РАБОЧЕЕ ЗАДАНИЕ
Ответьте по отрывку о котах ниже:
1. Каким даром, по словам автора, обладает Таня?
2. Что сказал Гоша, впервые увидев Хрюню?
3. Сколько времени Таня ежедневно делала Хрюне уколы?

ПРИВЕДЕННЫЙ ОТРЫВОК
►
Пусть не обижаются другие наши коты, которые жили вместе с нами в свое время. Друзья! Все вы были замечательными. Все вы были избранниками. Вас избрала Таня, а Таня обладает даром Адама. Пусть она обладает им в несколько усеченном виде, но все равно она обладает даром Адама. Подобно Адаму, она способна нарекать имена тварям, и эти имена суть то, что названные твари представляют собой. Провидя внутреннюю природу котов, Таня назвала Пушка Пушком, Рыжуню – Рыжуней, а Муху – Мухой, и эти имена, как имена, нарекаемые при крещении, обещали им пребывание в вечности. У нас были и другие коты, но именно с этими тремя котами связана большая часть нашей жизни. Пушок! Я помню и люблю тебя! Рыжуня! Я помню и люблю тебя! Муха! Я помню и люблю тебя! Я помню и люблю всех вас, но все равно Хрюня – это избранник среди избранных.
Да! Хрюня, ты поистине избранник среди избранных! Увидев тебя в первый раз, Гоша сказал, что ты суперсущество, и ты действительно был им, но что стало с тобой под конец жизни! Куда девалось твое роскошество? Куда исчезла твоя общительность? Куда девался твой холодный носик, которым ты тыкался мне в руку? Ты стал неказистым, тощим, жалким и невылизанным. Видит Бог, мы тянули тебя, сколько это было возможно. На протяжении нескольких месяцев Таня каждый день делала тебе по нескольку уколов. Долгие часы мы просиживали с тобой под капельницей в ветлечебнице, и иногда это помогало: на какое-то время ты становился прежним. Но время и природа брали свое.
◄
ПРЕДСТАВЛЕННЫЕ ДАННЫЕ
►
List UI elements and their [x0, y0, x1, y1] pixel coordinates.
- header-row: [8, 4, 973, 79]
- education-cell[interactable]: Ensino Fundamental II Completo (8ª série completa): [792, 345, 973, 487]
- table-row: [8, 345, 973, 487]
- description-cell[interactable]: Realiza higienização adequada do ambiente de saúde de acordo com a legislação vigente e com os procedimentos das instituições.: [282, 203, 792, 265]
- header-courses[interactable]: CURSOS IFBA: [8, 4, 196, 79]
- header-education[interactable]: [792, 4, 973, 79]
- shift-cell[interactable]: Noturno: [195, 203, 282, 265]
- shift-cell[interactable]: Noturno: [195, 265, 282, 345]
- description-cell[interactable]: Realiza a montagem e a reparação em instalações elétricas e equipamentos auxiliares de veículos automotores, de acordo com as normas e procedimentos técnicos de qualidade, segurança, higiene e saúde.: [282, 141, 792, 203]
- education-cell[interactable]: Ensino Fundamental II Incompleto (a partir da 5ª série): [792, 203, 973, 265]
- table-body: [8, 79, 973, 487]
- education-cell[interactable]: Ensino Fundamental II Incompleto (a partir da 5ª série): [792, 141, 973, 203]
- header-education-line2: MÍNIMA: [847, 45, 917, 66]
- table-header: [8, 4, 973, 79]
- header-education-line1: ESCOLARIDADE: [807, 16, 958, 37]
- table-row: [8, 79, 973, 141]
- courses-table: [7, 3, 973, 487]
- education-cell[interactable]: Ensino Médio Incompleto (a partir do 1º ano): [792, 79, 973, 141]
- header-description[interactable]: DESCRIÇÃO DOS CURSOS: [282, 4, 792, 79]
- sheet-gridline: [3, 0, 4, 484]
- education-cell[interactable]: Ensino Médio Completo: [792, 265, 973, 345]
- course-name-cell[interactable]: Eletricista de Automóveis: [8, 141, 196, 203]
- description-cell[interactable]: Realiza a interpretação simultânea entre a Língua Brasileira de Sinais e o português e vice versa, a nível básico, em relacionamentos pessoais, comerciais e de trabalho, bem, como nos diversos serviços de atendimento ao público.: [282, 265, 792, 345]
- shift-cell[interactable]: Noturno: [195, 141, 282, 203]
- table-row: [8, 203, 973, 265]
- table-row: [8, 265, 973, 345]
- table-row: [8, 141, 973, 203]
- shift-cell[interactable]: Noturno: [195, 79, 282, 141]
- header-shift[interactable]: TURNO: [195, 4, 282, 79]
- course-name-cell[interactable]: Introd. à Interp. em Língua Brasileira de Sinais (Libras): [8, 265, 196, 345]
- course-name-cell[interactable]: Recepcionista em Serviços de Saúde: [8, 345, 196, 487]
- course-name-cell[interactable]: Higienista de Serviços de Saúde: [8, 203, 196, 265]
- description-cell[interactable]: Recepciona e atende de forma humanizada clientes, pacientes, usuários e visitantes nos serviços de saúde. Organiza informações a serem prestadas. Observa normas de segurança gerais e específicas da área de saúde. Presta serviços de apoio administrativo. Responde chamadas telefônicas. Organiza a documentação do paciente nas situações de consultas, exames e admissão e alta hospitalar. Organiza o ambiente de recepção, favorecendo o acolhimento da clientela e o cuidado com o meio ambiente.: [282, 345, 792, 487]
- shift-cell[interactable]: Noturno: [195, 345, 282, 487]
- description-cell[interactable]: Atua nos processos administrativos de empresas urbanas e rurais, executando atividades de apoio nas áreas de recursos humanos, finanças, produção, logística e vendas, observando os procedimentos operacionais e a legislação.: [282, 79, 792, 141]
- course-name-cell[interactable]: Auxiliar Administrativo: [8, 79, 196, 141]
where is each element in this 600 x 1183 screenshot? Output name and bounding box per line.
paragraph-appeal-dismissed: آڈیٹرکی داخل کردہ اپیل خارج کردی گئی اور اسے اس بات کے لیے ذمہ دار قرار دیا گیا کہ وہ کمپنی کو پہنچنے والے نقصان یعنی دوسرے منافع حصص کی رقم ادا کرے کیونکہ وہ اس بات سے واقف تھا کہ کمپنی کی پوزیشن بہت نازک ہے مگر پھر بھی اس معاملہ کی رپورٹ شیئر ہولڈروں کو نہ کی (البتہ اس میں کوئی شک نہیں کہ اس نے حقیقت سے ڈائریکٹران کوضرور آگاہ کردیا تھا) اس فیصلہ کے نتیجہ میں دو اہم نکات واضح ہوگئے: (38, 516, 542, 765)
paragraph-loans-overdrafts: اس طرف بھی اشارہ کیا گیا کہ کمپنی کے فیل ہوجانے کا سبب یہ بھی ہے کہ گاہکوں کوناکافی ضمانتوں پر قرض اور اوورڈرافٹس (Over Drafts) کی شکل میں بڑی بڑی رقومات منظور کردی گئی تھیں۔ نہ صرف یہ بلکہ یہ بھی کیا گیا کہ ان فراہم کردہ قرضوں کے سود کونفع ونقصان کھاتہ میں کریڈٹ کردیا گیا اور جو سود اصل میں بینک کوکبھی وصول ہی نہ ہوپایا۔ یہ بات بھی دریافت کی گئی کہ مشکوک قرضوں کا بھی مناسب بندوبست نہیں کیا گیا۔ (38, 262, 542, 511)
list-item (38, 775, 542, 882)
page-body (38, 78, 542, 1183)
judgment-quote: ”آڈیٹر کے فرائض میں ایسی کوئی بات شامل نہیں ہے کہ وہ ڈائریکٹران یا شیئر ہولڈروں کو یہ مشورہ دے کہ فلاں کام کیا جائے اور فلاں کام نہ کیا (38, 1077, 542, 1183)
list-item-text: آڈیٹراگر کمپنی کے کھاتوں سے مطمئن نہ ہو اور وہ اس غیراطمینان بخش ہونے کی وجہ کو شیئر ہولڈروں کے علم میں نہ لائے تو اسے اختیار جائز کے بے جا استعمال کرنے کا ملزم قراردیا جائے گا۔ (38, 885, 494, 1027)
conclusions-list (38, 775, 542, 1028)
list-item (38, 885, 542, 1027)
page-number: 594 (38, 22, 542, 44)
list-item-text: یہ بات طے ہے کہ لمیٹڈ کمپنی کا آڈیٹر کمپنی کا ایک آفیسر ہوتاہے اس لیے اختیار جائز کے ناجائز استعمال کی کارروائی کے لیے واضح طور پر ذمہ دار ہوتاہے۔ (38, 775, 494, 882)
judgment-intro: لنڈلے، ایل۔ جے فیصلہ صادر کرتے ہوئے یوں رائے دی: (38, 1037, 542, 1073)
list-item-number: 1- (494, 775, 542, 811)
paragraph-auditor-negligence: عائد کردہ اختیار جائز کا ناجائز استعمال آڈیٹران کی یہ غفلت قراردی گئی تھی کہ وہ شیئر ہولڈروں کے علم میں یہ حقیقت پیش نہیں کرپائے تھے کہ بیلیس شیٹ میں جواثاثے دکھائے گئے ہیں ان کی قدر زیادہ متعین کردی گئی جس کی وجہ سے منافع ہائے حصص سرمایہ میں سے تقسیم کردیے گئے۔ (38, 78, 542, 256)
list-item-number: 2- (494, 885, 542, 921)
◄
ПИСЬМЕННЫЙ ОТВЕТ
1. Даром Адама (пусть в несколько усеченном виде): способностью нарекать имена тварям.
2. Что Хрюня — суперсущество.
3. На протяжении нескольких месяцев, по нескольку уколов каждый день.